**Required action:** Look through the records that follow. Copy every line containing the word "panel".

Excerpts from a dataset:
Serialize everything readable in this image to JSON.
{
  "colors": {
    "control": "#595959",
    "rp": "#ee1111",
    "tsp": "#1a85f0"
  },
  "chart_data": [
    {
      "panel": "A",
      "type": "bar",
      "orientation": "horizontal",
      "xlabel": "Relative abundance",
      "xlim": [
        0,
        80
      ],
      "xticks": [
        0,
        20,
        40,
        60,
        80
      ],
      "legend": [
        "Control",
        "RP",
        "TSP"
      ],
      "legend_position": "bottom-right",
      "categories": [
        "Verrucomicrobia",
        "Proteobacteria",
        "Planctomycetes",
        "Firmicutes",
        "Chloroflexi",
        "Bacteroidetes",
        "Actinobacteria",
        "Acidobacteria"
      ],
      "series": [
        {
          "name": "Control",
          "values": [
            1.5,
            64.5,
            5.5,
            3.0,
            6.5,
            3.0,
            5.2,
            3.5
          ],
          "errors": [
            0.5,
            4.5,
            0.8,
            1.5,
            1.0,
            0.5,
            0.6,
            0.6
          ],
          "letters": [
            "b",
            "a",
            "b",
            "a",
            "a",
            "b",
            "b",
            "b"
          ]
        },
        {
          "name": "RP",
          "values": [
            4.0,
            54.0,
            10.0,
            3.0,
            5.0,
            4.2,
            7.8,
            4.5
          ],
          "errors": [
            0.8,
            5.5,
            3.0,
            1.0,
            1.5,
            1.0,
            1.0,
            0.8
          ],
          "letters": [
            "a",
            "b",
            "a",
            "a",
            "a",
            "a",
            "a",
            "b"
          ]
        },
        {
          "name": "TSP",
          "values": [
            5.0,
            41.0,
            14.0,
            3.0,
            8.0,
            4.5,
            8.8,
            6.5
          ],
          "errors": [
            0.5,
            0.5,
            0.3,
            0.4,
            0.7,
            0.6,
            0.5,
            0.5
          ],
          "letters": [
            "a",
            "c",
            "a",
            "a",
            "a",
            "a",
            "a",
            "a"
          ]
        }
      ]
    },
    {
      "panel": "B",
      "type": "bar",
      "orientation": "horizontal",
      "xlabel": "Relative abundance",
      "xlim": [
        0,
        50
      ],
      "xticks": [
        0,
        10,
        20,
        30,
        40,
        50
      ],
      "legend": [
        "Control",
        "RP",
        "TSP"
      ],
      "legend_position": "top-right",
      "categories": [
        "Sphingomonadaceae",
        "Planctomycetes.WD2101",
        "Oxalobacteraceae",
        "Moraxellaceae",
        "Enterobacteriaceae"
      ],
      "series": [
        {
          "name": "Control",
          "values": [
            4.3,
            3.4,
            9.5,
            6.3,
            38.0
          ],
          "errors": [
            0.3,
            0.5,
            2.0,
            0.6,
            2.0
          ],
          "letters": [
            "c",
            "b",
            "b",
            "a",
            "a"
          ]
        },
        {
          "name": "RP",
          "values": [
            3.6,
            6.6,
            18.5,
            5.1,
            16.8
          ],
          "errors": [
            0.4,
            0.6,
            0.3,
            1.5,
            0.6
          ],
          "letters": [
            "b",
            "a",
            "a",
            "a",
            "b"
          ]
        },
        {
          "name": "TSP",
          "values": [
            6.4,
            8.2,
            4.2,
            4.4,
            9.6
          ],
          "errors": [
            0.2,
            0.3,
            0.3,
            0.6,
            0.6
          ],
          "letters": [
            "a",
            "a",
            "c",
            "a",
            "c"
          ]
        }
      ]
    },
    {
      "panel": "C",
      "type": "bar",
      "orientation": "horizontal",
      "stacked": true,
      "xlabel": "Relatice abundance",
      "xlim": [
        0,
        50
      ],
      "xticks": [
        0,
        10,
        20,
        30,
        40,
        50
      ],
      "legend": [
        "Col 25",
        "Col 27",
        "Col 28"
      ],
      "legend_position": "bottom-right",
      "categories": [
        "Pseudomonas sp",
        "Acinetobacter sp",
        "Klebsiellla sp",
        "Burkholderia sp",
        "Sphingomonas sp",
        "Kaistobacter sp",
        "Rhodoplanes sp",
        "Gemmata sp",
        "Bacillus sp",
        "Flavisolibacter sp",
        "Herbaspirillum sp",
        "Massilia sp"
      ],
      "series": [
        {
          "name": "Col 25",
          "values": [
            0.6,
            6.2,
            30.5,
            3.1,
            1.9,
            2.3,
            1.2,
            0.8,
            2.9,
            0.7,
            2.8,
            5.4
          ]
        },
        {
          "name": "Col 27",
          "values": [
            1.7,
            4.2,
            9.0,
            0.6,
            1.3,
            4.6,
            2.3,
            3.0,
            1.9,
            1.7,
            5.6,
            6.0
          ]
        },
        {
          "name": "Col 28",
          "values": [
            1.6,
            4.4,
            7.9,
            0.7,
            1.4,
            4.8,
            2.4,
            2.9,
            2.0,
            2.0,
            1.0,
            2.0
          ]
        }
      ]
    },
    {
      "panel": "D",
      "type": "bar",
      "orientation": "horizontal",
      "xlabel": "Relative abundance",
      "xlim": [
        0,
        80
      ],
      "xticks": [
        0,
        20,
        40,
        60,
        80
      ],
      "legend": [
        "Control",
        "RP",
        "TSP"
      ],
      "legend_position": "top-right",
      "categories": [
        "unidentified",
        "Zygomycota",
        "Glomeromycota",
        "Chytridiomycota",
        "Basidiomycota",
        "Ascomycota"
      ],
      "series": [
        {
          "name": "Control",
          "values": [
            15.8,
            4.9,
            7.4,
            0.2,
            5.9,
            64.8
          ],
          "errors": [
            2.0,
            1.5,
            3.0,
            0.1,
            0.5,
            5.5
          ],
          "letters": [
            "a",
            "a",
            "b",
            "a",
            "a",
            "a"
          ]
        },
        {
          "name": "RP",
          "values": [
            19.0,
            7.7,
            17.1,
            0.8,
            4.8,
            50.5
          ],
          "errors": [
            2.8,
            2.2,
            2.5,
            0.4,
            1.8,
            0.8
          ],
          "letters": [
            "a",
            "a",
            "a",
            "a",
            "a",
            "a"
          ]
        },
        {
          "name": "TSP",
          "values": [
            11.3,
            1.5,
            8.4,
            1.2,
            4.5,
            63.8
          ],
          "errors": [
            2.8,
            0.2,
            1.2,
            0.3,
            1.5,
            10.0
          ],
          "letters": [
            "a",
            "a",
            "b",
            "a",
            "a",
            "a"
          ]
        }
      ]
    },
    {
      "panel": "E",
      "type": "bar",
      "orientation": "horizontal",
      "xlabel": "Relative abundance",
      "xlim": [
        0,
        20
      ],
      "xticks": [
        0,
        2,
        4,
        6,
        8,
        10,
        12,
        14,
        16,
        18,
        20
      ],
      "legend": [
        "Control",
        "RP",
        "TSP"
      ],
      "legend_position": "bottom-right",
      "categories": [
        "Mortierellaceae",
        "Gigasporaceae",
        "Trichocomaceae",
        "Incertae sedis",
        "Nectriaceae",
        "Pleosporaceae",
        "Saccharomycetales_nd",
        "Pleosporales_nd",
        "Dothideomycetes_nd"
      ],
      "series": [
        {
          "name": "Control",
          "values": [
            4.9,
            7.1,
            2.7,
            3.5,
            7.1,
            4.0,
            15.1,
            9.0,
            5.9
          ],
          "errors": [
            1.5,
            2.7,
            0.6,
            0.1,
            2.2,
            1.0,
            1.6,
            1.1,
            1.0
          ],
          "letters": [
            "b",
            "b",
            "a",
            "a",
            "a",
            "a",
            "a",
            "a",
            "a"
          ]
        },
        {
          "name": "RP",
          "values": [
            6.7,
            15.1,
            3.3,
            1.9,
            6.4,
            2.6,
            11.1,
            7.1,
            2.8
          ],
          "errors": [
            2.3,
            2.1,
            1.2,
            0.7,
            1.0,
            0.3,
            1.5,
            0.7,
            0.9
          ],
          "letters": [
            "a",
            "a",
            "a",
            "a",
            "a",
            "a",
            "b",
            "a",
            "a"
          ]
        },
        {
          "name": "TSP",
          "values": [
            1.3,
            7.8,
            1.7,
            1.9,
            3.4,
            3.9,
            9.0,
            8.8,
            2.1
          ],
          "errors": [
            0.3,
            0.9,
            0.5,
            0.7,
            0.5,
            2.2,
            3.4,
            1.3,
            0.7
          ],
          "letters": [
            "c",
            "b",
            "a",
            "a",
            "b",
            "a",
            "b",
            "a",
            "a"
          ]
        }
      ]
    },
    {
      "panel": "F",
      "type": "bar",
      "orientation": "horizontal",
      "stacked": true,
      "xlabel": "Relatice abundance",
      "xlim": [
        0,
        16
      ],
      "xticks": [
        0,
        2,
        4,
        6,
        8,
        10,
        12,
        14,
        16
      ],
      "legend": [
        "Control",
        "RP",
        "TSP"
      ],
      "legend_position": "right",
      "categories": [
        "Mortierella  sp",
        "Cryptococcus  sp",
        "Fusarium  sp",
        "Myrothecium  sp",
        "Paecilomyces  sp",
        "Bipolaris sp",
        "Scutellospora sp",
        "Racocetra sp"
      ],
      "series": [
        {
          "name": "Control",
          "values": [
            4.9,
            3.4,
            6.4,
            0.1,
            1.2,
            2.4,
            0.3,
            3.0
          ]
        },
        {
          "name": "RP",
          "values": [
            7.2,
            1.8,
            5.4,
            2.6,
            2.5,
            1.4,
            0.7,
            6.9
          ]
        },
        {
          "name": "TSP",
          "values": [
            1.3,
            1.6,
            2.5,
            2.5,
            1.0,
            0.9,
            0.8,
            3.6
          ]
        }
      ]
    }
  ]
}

**Solution to this problem:**
      "panel": "A",
      "panel": "B",
      "panel": "C",
      "panel": "D",
      "panel": "E",
      "panel": "F",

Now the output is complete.